Stored entries:
%%

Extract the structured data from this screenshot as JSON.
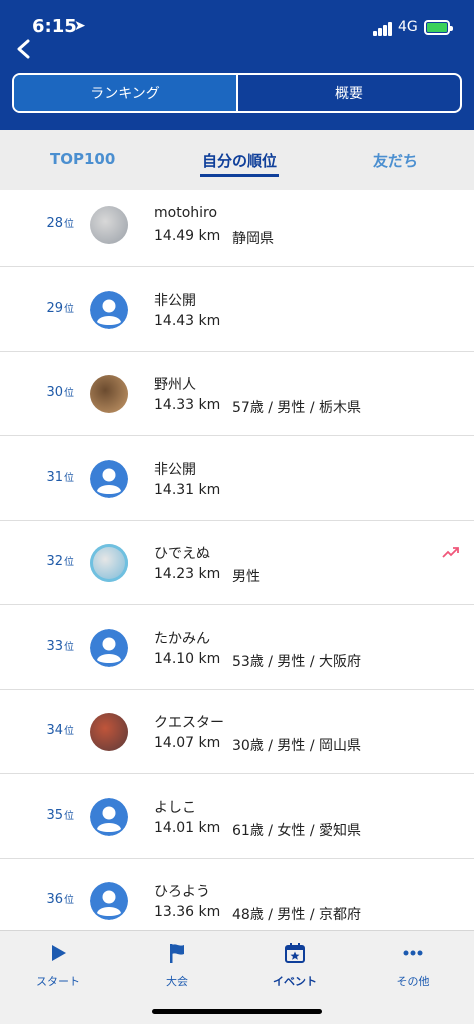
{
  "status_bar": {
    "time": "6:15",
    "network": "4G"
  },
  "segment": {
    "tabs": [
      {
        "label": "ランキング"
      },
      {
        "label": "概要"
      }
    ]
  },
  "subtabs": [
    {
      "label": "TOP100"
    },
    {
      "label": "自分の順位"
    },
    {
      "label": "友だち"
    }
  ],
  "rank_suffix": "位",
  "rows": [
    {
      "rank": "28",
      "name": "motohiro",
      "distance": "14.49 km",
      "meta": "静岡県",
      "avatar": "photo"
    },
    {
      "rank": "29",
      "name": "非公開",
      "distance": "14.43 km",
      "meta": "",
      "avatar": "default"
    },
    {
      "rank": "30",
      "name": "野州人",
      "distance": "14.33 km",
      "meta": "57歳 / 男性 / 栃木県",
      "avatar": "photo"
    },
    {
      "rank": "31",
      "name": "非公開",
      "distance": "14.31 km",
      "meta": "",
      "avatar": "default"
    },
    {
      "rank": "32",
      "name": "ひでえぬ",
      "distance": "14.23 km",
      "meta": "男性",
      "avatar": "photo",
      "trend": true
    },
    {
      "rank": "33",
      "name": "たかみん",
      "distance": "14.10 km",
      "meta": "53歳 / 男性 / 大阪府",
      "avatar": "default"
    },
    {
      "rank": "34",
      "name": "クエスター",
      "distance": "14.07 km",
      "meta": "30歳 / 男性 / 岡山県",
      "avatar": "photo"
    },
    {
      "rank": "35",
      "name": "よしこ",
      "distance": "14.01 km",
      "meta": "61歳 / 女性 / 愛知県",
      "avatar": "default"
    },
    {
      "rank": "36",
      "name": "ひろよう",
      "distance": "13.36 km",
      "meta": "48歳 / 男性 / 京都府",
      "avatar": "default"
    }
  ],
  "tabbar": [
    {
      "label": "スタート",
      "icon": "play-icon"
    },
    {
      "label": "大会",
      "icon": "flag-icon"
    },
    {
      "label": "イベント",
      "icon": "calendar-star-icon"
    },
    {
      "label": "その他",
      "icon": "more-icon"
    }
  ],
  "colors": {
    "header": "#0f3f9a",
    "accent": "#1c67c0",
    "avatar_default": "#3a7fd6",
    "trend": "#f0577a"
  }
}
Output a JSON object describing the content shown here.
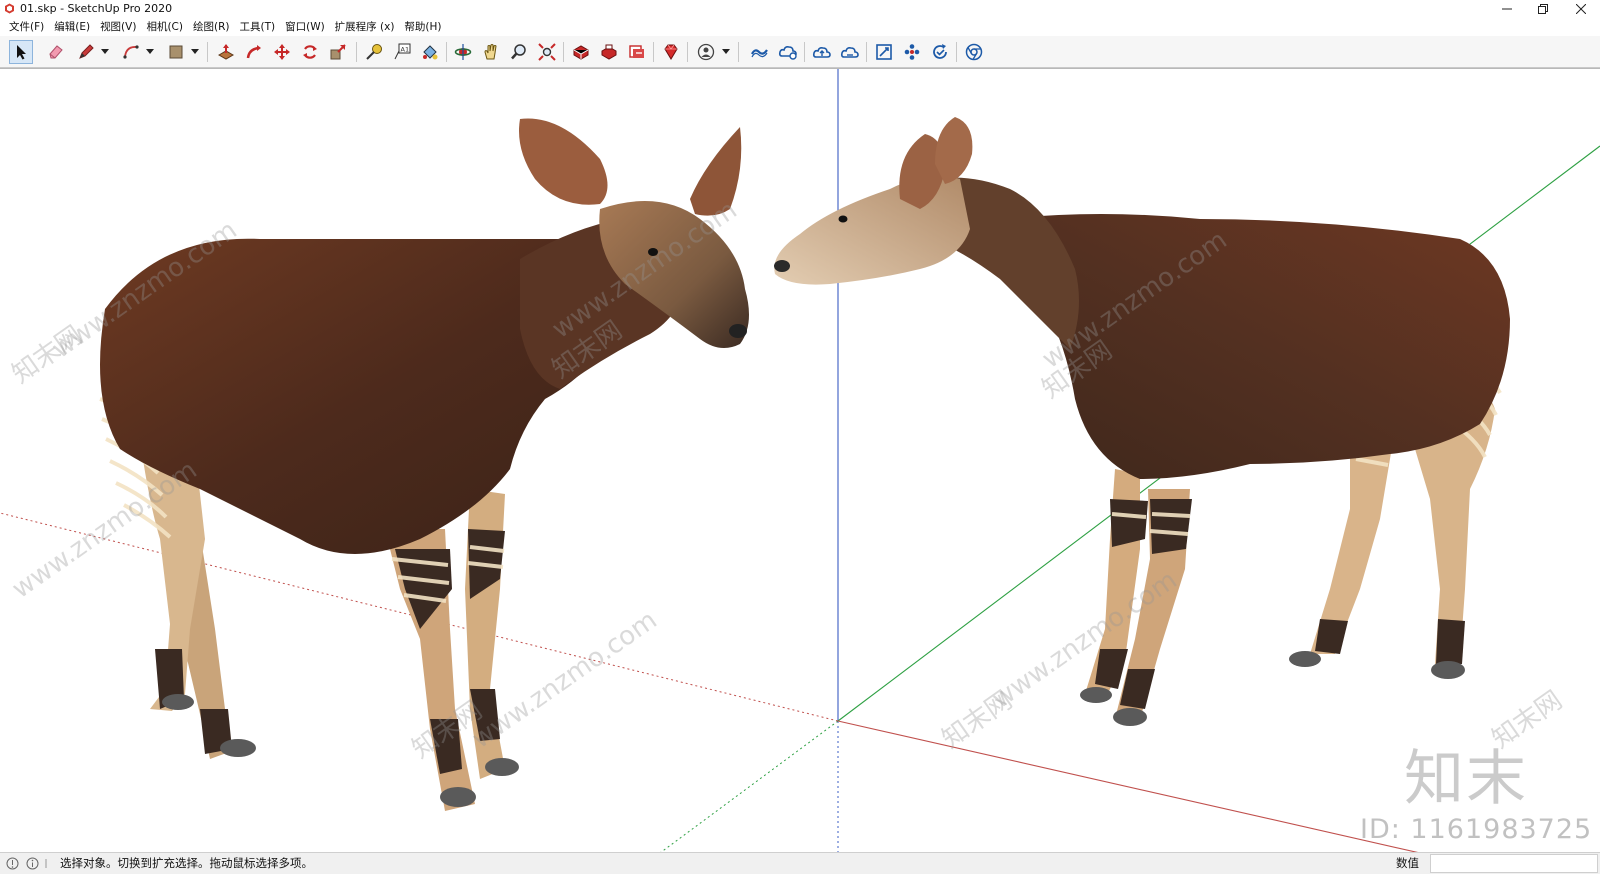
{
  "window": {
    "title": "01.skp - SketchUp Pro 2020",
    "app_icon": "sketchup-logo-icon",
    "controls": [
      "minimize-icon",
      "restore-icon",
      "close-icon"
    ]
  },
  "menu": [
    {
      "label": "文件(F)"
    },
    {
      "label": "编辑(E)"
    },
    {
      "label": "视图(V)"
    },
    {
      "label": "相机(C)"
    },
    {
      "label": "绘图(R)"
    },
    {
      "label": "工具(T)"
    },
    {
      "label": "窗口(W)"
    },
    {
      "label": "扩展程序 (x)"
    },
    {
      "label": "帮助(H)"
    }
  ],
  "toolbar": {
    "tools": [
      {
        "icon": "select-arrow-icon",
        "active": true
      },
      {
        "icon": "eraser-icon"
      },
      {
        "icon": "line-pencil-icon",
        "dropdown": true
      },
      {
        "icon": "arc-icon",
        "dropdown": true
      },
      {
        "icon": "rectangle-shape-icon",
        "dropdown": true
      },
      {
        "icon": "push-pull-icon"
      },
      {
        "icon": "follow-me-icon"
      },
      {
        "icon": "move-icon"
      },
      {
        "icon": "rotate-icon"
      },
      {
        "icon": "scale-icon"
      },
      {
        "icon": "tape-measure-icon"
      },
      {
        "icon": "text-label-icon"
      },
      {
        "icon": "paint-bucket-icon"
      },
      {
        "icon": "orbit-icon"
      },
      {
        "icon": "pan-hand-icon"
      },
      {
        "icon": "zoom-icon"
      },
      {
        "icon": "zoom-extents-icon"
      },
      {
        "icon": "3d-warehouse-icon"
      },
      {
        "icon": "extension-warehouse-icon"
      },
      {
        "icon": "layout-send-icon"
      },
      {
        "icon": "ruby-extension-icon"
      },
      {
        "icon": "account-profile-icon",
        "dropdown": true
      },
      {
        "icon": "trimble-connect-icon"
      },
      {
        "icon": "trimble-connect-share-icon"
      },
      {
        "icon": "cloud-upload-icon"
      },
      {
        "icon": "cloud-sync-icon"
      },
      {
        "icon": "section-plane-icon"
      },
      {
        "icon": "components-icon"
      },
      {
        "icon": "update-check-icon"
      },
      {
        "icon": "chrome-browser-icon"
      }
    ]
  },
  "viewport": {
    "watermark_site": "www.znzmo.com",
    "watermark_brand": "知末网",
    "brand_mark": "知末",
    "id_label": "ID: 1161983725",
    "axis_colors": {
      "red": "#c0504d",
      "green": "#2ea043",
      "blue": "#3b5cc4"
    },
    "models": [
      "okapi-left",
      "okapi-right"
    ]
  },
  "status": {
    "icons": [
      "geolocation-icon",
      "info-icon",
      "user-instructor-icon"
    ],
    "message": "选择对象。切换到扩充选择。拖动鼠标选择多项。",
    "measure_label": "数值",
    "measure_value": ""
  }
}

%%
%%

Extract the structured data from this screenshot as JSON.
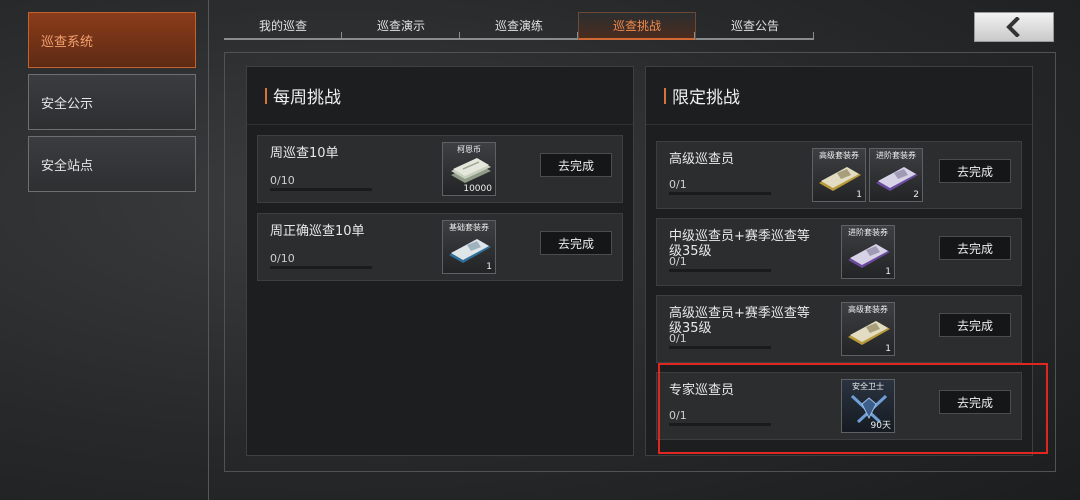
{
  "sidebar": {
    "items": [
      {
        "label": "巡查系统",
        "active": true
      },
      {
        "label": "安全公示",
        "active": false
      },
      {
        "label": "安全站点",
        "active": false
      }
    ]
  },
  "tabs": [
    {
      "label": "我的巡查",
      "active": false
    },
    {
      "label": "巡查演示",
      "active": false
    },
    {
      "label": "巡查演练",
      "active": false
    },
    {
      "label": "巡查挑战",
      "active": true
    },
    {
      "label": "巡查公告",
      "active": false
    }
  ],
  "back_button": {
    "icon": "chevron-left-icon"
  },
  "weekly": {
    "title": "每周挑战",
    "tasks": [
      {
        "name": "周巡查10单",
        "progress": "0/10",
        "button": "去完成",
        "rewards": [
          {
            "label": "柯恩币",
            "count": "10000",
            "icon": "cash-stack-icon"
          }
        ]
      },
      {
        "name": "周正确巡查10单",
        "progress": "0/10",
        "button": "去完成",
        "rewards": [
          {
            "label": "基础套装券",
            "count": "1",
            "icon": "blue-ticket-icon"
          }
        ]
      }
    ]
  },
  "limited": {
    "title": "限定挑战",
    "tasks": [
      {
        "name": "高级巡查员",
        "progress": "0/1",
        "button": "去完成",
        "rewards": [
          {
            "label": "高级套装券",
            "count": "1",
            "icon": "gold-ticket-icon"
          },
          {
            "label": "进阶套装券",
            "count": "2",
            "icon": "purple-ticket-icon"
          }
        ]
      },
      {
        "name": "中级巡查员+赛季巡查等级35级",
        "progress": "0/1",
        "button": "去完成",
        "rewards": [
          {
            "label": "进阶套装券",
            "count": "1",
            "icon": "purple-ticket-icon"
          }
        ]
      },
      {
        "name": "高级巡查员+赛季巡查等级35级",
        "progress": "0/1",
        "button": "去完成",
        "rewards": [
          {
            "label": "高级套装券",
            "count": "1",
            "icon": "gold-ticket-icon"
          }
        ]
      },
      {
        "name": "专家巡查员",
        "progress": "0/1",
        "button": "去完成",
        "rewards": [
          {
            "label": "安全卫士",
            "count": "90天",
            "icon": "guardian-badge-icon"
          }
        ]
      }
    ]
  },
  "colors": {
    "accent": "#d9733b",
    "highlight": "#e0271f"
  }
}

%%
%%

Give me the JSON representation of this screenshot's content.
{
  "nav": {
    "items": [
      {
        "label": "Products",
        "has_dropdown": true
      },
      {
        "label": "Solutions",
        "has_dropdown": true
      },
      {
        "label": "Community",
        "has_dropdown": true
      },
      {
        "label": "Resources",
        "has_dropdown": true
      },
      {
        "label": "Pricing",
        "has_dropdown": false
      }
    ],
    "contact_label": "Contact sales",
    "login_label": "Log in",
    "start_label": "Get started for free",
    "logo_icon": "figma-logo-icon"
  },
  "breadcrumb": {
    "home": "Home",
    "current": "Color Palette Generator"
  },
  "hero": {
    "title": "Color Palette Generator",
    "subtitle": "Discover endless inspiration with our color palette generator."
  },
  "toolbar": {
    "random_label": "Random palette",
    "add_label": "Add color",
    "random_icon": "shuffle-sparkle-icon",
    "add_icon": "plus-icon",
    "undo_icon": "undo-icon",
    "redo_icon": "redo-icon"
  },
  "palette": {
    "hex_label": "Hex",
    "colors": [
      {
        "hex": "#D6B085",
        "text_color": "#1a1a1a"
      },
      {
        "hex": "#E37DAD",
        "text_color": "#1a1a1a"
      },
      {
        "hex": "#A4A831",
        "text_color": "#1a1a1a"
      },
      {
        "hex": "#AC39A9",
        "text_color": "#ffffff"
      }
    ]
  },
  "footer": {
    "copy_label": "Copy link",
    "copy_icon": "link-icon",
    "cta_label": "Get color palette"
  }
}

%%

- Objective -
Which lines in the data above contain "JSON"? Show each one.

- Expected answer -
Extract the structured data from this screenshot as JSON.
Output a JSON object describing the content shown here.
Extract the structured data from this screenshot as JSON.
Give me the JSON representation of this screenshot's content.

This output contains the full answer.